═══ Records shown ═══

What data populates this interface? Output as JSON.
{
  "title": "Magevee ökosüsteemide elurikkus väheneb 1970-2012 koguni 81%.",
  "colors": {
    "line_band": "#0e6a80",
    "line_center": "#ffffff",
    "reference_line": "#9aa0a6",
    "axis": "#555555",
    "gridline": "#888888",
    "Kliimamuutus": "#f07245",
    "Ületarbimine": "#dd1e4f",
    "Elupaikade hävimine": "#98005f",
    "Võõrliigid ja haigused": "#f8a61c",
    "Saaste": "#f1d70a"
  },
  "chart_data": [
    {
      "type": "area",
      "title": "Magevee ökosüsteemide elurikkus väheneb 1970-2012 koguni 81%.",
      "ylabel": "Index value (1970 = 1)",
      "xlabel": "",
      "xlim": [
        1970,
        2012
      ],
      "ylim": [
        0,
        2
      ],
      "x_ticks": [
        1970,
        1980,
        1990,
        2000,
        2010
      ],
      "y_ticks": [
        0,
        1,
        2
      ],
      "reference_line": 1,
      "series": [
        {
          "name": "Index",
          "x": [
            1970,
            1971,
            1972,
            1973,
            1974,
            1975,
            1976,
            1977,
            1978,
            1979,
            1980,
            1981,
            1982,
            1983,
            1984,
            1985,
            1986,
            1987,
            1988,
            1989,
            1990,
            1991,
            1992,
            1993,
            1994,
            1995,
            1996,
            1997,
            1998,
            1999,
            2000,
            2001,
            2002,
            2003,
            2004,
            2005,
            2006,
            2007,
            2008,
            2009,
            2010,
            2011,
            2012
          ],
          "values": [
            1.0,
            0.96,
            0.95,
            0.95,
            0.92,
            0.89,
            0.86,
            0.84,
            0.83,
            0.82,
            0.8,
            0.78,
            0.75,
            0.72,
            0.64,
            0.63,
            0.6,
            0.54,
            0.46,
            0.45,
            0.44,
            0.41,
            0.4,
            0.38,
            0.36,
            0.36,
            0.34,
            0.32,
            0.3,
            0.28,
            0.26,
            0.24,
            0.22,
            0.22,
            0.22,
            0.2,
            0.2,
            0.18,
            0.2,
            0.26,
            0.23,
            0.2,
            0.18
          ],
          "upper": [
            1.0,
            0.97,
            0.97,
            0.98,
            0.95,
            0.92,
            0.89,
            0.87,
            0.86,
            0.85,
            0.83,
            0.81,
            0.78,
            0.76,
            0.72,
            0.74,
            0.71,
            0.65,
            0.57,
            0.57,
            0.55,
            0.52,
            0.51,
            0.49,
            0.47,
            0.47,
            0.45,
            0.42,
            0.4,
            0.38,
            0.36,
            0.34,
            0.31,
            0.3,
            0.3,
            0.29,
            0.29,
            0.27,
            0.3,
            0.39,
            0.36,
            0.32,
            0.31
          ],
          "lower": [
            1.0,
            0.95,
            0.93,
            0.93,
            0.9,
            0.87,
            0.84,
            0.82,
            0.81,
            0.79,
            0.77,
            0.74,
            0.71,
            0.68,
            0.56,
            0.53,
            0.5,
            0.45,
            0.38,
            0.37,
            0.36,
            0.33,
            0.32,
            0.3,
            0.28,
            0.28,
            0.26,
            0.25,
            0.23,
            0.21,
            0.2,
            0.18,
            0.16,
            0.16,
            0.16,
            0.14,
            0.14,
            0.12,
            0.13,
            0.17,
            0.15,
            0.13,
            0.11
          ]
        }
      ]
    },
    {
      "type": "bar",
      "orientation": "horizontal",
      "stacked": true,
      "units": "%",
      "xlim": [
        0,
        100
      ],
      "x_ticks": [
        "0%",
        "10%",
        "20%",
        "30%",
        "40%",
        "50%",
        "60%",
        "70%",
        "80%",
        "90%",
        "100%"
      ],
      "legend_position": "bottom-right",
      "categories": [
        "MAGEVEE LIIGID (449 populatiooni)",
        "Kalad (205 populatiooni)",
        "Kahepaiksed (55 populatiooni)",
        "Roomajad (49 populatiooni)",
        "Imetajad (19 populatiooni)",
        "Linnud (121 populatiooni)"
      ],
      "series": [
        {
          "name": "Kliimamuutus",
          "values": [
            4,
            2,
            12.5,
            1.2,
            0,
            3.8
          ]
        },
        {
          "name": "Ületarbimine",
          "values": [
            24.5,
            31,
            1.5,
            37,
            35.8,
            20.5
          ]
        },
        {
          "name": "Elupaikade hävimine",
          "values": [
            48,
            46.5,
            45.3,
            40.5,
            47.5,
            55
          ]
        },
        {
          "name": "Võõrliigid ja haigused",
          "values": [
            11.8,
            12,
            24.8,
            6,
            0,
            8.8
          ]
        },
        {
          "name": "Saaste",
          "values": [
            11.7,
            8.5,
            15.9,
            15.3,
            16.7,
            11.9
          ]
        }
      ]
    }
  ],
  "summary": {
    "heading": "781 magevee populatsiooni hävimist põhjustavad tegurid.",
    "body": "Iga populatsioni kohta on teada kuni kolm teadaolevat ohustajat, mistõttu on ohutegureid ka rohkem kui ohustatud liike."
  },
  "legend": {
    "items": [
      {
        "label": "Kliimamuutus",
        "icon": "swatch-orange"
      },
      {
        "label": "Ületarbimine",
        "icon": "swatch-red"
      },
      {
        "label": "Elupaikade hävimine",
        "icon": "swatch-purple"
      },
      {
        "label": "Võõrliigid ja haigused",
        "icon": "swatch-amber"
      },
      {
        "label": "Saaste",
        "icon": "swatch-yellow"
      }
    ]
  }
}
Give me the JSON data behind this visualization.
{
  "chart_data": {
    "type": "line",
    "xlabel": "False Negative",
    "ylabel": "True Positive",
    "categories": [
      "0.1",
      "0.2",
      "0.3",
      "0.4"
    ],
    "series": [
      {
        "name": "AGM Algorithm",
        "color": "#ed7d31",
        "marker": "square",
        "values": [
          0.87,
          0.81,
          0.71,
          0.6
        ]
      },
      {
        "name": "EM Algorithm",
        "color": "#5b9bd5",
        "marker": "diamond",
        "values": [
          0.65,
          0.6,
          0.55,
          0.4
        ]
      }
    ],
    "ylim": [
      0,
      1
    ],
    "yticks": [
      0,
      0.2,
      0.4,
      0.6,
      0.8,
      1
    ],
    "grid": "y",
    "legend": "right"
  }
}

═══

▶ _Exercise prompt_: Nothing may be left out: return each entry exactly as it reads.

▶ _Solution below_:
What data populates this interface? Output as JSON.
{
  "title": "Magevee ökosüsteemide elurikkus väheneb 1970-2012 koguni 81%.",
  "colors": {
    "line_band": "#0e6a80",
    "line_center": "#ffffff",
    "reference_line": "#9aa0a6",
    "axis": "#555555",
    "gridline": "#888888",
    "Kliimamuutus": "#f07245",
    "Ületarbimine": "#dd1e4f",
    "Elupaikade hävimine": "#98005f",
    "Võõrliigid ja haigused": "#f8a61c",
    "Saaste": "#f1d70a"
  },
  "chart_data": [
    {
      "type": "area",
      "title": "Magevee ökosüsteemide elurikkus väheneb 1970-2012 koguni 81%.",
      "ylabel": "Index value (1970 = 1)",
      "xlabel": "",
      "xlim": [
        1970,
        2012
      ],
      "ylim": [
        0,
        2
      ],
      "x_ticks": [
        1970,
        1980,
        1990,
        2000,
        2010
      ],
      "y_ticks": [
        0,
        1,
        2
      ],
      "reference_line": 1,
      "series": [
        {
          "name": "Index",
          "x": [
            1970,
            1971,
            1972,
            1973,
            1974,
            1975,
            1976,
            1977,
            1978,
            1979,
            1980,
            1981,
            1982,
            1983,
            1984,
            1985,
            1986,
            1987,
            1988,
            1989,
            1990,
            1991,
            1992,
            1993,
            1994,
            1995,
            1996,
            1997,
            1998,
            1999,
            2000,
            2001,
            2002,
            2003,
            2004,
            2005,
            2006,
            2007,
            2008,
            2009,
            2010,
            2011,
            2012
          ],
          "values": [
            1.0,
            0.96,
            0.95,
            0.95,
            0.92,
            0.89,
            0.86,
            0.84,
            0.83,
            0.82,
            0.8,
            0.78,
            0.75,
            0.72,
            0.64,
            0.63,
            0.6,
            0.54,
            0.46,
            0.45,
            0.44,
            0.41,
            0.4,
            0.38,
            0.36,
            0.36,
            0.34,
            0.32,
            0.3,
            0.28,
            0.26,
            0.24,
            0.22,
            0.22,
            0.22,
            0.2,
            0.2,
            0.18,
            0.2,
            0.26,
            0.23,
            0.2,
            0.18
          ],
          "upper": [
            1.0,
            0.97,
            0.97,
            0.98,
            0.95,
            0.92,
            0.89,
            0.87,
            0.86,
            0.85,
            0.83,
            0.81,
            0.78,
            0.76,
            0.72,
            0.74,
            0.71,
            0.65,
            0.57,
            0.57,
            0.55,
            0.52,
            0.51,
            0.49,
            0.47,
            0.47,
            0.45,
            0.42,
            0.4,
            0.38,
            0.36,
            0.34,
            0.31,
            0.3,
            0.3,
            0.29,
            0.29,
            0.27,
            0.3,
            0.39,
            0.36,
            0.32,
            0.31
          ],
          "lower": [
            1.0,
            0.95,
            0.93,
            0.93,
            0.9,
            0.87,
            0.84,
            0.82,
            0.81,
            0.79,
            0.77,
            0.74,
            0.71,
            0.68,
            0.56,
            0.53,
            0.5,
            0.45,
            0.38,
            0.37,
            0.36,
            0.33,
            0.32,
            0.3,
            0.28,
            0.28,
            0.26,
            0.25,
            0.23,
            0.21,
            0.2,
            0.18,
            0.16,
            0.16,
            0.16,
            0.14,
            0.14,
            0.12,
            0.13,
            0.17,
            0.15,
            0.13,
            0.11
          ]
        }
      ]
    },
    {
      "type": "bar",
      "orientation": "horizontal",
      "stacked": true,
      "units": "%",
      "xlim": [
        0,
        100
      ],
      "x_ticks": [
        "0%",
        "10%",
        "20%",
        "30%",
        "40%",
        "50%",
        "60%",
        "70%",
        "80%",
        "90%",
        "100%"
      ],
      "legend_position": "bottom-right",
      "categories": [
        "MAGEVEE LIIGID (449 populatiooni)",
        "Kalad (205 populatiooni)",
        "Kahepaiksed (55 populatiooni)",
        "Roomajad (49 populatiooni)",
        "Imetajad (19 populatiooni)",
        "Linnud (121 populatiooni)"
      ],
      "series": [
        {
          "name": "Kliimamuutus",
          "values": [
            4,
            2,
            12.5,
            1.2,
            0,
            3.8
          ]
        },
        {
          "name": "Ületarbimine",
          "values": [
            24.5,
            31,
            1.5,
            37,
            35.8,
            20.5
          ]
        },
        {
          "name": "Elupaikade hävimine",
          "values": [
            48,
            46.5,
            45.3,
            40.5,
            47.5,
            55
          ]
        },
        {
          "name": "Võõrliigid ja haigused",
          "values": [
            11.8,
            12,
            24.8,
            6,
            0,
            8.8
          ]
        },
        {
          "name": "Saaste",
          "values": [
            11.7,
            8.5,
            15.9,
            15.3,
            16.7,
            11.9
          ]
        }
      ]
    }
  ],
  "summary": {
    "heading": "781 magevee populatsiooni hävimist põhjustavad tegurid.",
    "body": "Iga populatsioni kohta on teada kuni kolm teadaolevat ohustajat, mistõttu on ohutegureid ka rohkem kui ohustatud liike."
  },
  "legend": {
    "items": [
      {
        "label": "Kliimamuutus",
        "icon": "swatch-orange"
      },
      {
        "label": "Ületarbimine",
        "icon": "swatch-red"
      },
      {
        "label": "Elupaikade hävimine",
        "icon": "swatch-purple"
      },
      {
        "label": "Võõrliigid ja haigused",
        "icon": "swatch-amber"
      },
      {
        "label": "Saaste",
        "icon": "swatch-yellow"
      }
    ]
  }
}
Give me the JSON data behind this visualization.
{
  "chart_data": {
    "type": "line",
    "xlabel": "False Negative",
    "ylabel": "True Positive",
    "categories": [
      "0.1",
      "0.2",
      "0.3",
      "0.4"
    ],
    "series": [
      {
        "name": "AGM Algorithm",
        "color": "#ed7d31",
        "marker": "square",
        "values": [
          0.87,
          0.81,
          0.71,
          0.6
        ]
      },
      {
        "name": "EM Algorithm",
        "color": "#5b9bd5",
        "marker": "diamond",
        "values": [
          0.65,
          0.6,
          0.55,
          0.4
        ]
      }
    ],
    "ylim": [
      0,
      1
    ],
    "yticks": [
      0,
      0.2,
      0.4,
      0.6,
      0.8,
      1
    ],
    "grid": "y",
    "legend": "right"
  }
}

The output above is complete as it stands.